**SET PROBLEM:** Starting at the line that contains "Give me the", restate each line word for word through the final line of the data, keeping both ends.

Structured figure records:

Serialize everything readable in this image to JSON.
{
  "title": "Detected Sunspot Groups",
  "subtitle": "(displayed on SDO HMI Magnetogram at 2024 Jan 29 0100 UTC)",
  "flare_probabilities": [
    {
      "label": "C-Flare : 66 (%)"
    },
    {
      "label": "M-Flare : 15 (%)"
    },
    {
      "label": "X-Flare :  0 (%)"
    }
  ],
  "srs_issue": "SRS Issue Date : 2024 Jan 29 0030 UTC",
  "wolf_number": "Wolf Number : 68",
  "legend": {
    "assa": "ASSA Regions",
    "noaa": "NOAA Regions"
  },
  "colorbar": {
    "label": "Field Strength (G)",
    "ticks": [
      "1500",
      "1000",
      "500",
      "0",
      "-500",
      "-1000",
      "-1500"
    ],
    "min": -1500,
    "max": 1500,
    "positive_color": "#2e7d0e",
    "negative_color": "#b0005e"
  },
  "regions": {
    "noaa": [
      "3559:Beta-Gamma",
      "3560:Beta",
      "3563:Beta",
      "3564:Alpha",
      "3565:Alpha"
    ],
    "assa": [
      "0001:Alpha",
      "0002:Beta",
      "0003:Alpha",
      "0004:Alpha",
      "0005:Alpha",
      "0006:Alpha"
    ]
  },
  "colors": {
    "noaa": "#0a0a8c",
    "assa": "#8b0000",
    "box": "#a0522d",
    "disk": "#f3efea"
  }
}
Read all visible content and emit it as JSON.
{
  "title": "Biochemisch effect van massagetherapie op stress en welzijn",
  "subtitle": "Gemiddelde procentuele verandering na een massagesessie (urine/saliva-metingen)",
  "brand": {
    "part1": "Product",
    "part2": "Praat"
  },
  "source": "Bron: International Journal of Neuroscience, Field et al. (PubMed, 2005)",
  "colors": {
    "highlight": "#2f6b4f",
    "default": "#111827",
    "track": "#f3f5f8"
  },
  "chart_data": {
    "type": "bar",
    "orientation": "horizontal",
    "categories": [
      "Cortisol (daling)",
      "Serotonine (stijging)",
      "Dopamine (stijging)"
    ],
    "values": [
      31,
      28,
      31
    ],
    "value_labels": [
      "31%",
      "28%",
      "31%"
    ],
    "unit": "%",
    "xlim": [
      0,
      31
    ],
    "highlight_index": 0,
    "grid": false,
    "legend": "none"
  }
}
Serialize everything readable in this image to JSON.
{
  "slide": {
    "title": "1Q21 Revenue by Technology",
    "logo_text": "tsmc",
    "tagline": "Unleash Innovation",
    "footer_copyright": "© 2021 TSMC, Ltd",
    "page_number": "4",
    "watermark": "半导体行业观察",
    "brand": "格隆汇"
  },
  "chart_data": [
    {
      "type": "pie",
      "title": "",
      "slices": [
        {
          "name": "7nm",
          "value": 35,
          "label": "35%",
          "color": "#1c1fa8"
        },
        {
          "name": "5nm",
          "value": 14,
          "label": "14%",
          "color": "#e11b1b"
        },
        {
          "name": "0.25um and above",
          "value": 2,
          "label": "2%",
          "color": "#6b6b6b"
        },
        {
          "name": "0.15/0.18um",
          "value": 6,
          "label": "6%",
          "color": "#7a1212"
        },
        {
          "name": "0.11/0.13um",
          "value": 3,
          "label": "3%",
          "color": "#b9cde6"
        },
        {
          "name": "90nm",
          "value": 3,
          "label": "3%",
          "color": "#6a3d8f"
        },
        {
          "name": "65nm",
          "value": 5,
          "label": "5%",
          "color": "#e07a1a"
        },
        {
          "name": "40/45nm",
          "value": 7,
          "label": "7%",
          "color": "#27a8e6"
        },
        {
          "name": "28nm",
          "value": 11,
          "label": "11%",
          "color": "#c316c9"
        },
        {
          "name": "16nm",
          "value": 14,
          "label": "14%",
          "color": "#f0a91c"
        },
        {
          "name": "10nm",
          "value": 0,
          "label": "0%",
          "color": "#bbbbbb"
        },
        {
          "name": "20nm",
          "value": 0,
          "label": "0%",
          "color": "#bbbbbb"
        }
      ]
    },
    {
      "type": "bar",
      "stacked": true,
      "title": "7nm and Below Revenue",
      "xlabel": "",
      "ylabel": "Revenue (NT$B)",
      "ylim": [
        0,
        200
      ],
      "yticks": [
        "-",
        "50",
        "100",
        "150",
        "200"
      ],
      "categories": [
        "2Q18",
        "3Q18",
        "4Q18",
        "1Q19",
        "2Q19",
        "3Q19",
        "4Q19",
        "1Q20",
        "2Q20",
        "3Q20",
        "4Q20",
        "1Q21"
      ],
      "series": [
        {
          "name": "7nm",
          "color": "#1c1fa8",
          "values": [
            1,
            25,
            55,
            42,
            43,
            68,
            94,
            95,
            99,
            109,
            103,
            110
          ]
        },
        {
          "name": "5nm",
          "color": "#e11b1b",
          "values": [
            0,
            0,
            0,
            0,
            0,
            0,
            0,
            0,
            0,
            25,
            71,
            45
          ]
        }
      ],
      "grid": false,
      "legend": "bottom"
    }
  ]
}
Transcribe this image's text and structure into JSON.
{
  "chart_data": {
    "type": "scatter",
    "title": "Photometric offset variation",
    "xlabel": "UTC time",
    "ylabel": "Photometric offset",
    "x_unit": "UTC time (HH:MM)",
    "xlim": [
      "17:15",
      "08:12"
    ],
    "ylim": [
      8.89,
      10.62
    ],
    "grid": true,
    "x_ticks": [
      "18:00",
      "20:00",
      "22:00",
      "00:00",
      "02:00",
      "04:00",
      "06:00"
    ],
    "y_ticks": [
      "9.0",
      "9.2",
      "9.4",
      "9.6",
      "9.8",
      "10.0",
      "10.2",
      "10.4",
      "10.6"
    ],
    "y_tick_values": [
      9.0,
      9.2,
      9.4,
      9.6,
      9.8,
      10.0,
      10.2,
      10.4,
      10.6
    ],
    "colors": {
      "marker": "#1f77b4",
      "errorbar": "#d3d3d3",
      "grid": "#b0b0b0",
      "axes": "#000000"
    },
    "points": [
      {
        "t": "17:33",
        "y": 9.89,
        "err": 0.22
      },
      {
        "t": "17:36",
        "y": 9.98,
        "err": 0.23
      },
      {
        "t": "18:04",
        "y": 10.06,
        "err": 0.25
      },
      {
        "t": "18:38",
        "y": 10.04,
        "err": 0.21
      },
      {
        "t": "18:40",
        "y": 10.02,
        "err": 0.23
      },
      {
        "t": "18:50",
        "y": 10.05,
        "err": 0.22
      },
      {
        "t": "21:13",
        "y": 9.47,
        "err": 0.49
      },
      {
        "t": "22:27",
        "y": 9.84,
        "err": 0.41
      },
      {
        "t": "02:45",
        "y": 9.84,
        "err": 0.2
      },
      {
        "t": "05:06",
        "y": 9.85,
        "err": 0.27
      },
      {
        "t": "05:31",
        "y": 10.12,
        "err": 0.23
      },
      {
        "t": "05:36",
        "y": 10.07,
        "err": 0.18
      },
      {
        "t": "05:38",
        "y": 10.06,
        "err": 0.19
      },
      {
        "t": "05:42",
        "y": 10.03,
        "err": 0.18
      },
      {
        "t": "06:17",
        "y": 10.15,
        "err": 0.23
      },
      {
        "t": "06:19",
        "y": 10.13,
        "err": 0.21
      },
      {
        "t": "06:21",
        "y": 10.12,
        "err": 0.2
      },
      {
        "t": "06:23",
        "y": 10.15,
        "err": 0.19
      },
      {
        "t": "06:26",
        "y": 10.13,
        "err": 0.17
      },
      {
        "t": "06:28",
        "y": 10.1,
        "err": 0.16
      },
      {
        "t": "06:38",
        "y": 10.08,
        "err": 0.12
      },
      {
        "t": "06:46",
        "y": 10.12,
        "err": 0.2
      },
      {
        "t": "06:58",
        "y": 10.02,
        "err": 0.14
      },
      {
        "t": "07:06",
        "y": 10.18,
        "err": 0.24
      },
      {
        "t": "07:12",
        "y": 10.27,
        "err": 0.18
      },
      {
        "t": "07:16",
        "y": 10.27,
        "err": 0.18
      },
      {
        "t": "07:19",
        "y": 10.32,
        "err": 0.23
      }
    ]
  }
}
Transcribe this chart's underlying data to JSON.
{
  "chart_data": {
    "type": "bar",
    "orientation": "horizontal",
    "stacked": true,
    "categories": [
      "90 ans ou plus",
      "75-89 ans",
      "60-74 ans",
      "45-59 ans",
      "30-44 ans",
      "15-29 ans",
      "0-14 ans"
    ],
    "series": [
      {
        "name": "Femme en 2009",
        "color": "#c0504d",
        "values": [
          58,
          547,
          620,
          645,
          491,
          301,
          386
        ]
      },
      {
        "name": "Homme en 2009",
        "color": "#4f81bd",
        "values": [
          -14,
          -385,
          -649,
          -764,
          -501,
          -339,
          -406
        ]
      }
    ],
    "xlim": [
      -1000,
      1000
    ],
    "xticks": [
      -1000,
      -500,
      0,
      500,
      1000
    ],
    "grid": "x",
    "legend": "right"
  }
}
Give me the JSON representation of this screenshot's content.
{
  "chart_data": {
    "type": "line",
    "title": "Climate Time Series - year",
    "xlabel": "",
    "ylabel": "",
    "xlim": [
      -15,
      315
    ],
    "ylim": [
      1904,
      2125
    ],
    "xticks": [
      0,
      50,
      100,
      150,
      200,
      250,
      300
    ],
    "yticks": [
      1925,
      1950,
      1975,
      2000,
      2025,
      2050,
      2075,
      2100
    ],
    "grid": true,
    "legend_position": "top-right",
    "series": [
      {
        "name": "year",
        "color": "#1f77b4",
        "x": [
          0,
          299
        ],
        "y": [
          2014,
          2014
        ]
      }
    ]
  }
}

**COMPLETED EXERCISE:**
Give me the JSON representation of this screenshot's content.
{
  "chart_data": {
    "type": "line",
    "title": "Climate Time Series - year",
    "xlabel": "",
    "ylabel": "",
    "xlim": [
      -15,
      315
    ],
    "ylim": [
      1904,
      2125
    ],
    "xticks": [
      0,
      50,
      100,
      150,
      200,
      250,
      300
    ],
    "yticks": [
      1925,
      1950,
      1975,
      2000,
      2025,
      2050,
      2075,
      2100
    ],
    "grid": true,
    "legend_position": "top-right",
    "series": [
      {
        "name": "year",
        "color": "#1f77b4",
        "x": [
          0,
          299
        ],
        "y": [
          2014,
          2014
        ]
      }
    ]
  }
}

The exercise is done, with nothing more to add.